## BEGIN Record set

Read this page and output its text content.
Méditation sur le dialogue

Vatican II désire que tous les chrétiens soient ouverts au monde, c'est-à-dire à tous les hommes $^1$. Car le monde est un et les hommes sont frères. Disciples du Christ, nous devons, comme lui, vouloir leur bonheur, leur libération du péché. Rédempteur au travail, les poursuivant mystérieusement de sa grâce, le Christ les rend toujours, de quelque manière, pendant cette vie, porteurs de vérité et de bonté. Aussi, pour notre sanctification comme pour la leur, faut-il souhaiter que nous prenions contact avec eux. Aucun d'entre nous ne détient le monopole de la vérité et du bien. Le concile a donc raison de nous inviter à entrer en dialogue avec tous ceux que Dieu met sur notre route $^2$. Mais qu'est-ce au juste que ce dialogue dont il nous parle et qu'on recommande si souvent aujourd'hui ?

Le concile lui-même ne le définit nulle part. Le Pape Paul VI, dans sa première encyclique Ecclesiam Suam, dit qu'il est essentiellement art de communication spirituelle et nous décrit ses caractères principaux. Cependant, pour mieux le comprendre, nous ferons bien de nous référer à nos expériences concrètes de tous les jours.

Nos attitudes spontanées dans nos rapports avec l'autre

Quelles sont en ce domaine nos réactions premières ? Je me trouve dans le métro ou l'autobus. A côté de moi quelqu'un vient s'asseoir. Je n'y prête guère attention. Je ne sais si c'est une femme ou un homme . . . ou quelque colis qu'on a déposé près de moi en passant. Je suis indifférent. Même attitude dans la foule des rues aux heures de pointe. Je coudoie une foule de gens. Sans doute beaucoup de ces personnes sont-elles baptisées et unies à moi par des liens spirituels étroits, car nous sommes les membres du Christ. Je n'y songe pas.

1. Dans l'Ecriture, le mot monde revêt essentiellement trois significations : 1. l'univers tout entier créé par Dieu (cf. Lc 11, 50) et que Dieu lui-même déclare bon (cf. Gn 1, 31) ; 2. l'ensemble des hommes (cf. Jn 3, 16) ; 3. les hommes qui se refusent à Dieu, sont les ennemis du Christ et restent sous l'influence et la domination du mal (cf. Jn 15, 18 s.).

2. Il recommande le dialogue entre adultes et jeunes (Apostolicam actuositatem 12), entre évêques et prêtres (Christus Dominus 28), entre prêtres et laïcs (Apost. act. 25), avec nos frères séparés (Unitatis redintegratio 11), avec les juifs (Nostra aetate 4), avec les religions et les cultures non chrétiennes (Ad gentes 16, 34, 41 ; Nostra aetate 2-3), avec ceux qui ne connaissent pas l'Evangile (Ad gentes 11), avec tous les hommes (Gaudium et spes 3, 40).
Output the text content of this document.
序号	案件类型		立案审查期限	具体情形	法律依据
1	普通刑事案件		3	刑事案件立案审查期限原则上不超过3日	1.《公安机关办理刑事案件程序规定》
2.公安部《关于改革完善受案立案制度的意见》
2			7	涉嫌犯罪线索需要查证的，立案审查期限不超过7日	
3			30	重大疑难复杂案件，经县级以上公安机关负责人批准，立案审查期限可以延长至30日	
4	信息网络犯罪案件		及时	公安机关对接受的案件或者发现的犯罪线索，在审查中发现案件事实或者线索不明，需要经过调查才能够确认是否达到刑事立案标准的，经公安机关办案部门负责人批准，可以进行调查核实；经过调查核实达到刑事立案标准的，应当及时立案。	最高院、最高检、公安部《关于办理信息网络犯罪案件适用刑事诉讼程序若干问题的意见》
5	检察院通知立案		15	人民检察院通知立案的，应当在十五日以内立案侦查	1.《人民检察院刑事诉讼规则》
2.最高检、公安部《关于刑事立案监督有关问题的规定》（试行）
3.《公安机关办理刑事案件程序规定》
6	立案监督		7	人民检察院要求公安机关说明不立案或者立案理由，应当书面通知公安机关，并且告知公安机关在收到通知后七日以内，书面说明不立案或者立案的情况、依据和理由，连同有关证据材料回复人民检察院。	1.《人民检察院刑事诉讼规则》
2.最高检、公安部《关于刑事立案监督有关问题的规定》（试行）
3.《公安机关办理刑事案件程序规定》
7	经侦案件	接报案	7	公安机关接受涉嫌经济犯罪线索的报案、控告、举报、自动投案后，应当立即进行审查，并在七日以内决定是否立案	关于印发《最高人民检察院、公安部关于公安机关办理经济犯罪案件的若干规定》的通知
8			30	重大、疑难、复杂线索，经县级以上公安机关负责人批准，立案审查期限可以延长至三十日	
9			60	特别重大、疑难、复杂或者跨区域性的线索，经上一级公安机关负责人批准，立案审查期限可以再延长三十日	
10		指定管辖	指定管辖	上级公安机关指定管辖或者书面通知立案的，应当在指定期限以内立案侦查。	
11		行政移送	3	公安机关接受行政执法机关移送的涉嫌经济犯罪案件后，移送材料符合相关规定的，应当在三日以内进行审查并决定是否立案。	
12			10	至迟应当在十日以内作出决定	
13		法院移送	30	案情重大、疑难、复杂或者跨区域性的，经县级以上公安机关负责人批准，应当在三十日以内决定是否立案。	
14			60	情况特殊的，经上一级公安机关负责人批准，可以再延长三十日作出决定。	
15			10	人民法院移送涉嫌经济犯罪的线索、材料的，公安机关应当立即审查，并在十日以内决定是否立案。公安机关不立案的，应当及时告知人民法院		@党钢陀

## END Record set

#### Written problem:
From the first line to the last, retype the data exactly.

#### The completed task:
Read this page and output its text content.
Méditation sur le dialogue

Vatican II désire que tous les chrétiens soient ouverts au monde, c'est-à-dire à tous les hommes $^1$. Car le monde est un et les hommes sont frères. Disciples du Christ, nous devons, comme lui, vouloir leur bonheur, leur libération du péché. Rédempteur au travail, les poursuivant mystérieusement de sa grâce, le Christ les rend toujours, de quelque manière, pendant cette vie, porteurs de vérité et de bonté. Aussi, pour notre sanctification comme pour la leur, faut-il souhaiter que nous prenions contact avec eux. Aucun d'entre nous ne détient le monopole de la vérité et du bien. Le concile a donc raison de nous inviter à entrer en dialogue avec tous ceux que Dieu met sur notre route $^2$. Mais qu'est-ce au juste que ce dialogue dont il nous parle et qu'on recommande si souvent aujourd'hui ?

Le concile lui-même ne le définit nulle part. Le Pape Paul VI, dans sa première encyclique Ecclesiam Suam, dit qu'il est essentiellement art de communication spirituelle et nous décrit ses caractères principaux. Cependant, pour mieux le comprendre, nous ferons bien de nous référer à nos expériences concrètes de tous les jours.

Nos attitudes spontanées dans nos rapports avec l'autre

Quelles sont en ce domaine nos réactions premières ? Je me trouve dans le métro ou l'autobus. A côté de moi quelqu'un vient s'asseoir. Je n'y prête guère attention. Je ne sais si c'est une femme ou un homme . . . ou quelque colis qu'on a déposé près de moi en passant. Je suis indifférent. Même attitude dans la foule des rues aux heures de pointe. Je coudoie une foule de gens. Sans doute beaucoup de ces personnes sont-elles baptisées et unies à moi par des liens spirituels étroits, car nous sommes les membres du Christ. Je n'y songe pas.

1. Dans l'Ecriture, le mot monde revêt essentiellement trois significations : 1. l'univers tout entier créé par Dieu (cf. Lc 11, 50) et que Dieu lui-même déclare bon (cf. Gn 1, 31) ; 2. l'ensemble des hommes (cf. Jn 3, 16) ; 3. les hommes qui se refusent à Dieu, sont les ennemis du Christ et restent sous l'influence et la domination du mal (cf. Jn 15, 18 s.).

2. Il recommande le dialogue entre adultes et jeunes (Apostolicam actuositatem 12), entre évêques et prêtres (Christus Dominus 28), entre prêtres et laïcs (Apost. act. 25), avec nos frères séparés (Unitatis redintegratio 11), avec les juifs (Nostra aetate 4), avec les religions et les cultures non chrétiennes (Ad gentes 16, 34, 41 ; Nostra aetate 2-3), avec ceux qui ne connaissent pas l'Evangile (Ad gentes 11), avec tous les hommes (Gaudium et spes 3, 40).
Output the text content of this document.
序号	案件类型		立案审查期限	具体情形	法律依据
1	普通刑事案件		3	刑事案件立案审查期限原则上不超过3日	1.《公安机关办理刑事案件程序规定》
2.公安部《关于改革完善受案立案制度的意见》
2			7	涉嫌犯罪线索需要查证的，立案审查期限不超过7日	
3			30	重大疑难复杂案件，经县级以上公安机关负责人批准，立案审查期限可以延长至30日	
4	信息网络犯罪案件		及时	公安机关对接受的案件或者发现的犯罪线索，在审查中发现案件事实或者线索不明，需要经过调查才能够确认是否达到刑事立案标准的，经公安机关办案部门负责人批准，可以进行调查核实；经过调查核实达到刑事立案标准的，应当及时立案。	最高院、最高检、公安部《关于办理信息网络犯罪案件适用刑事诉讼程序若干问题的意见》
5	检察院通知立案		15	人民检察院通知立案的，应当在十五日以内立案侦查	1.《人民检察院刑事诉讼规则》
2.最高检、公安部《关于刑事立案监督有关问题的规定》（试行）
3.《公安机关办理刑事案件程序规定》
6	立案监督		7	人民检察院要求公安机关说明不立案或者立案理由，应当书面通知公安机关，并且告知公安机关在收到通知后七日以内，书面说明不立案或者立案的情况、依据和理由，连同有关证据材料回复人民检察院。	1.《人民检察院刑事诉讼规则》
2.最高检、公安部《关于刑事立案监督有关问题的规定》（试行）
3.《公安机关办理刑事案件程序规定》
7	经侦案件	接报案	7	公安机关接受涉嫌经济犯罪线索的报案、控告、举报、自动投案后，应当立即进行审查，并在七日以内决定是否立案	关于印发《最高人民检察院、公安部关于公安机关办理经济犯罪案件的若干规定》的通知
8			30	重大、疑难、复杂线索，经县级以上公安机关负责人批准，立案审查期限可以延长至三十日	
9			60	特别重大、疑难、复杂或者跨区域性的线索，经上一级公安机关负责人批准，立案审查期限可以再延长三十日	
10		指定管辖	指定管辖	上级公安机关指定管辖或者书面通知立案的，应当在指定期限以内立案侦查。	
11		行政移送	3	公安机关接受行政执法机关移送的涉嫌经济犯罪案件后，移送材料符合相关规定的，应当在三日以内进行审查并决定是否立案。	
12			10	至迟应当在十日以内作出决定	
13		法院移送	30	案情重大、疑难、复杂或者跨区域性的，经县级以上公安机关负责人批准，应当在三十日以内决定是否立案。	
14			60	情况特殊的，经上一级公安机关负责人批准，可以再延长三十日作出决定。	
15			10	人民法院移送涉嫌经济犯罪的线索、材料的，公安机关应当立即审查，并在十日以内决定是否立案。公安机关不立案的，应当及时告知人民法院		@党钢陀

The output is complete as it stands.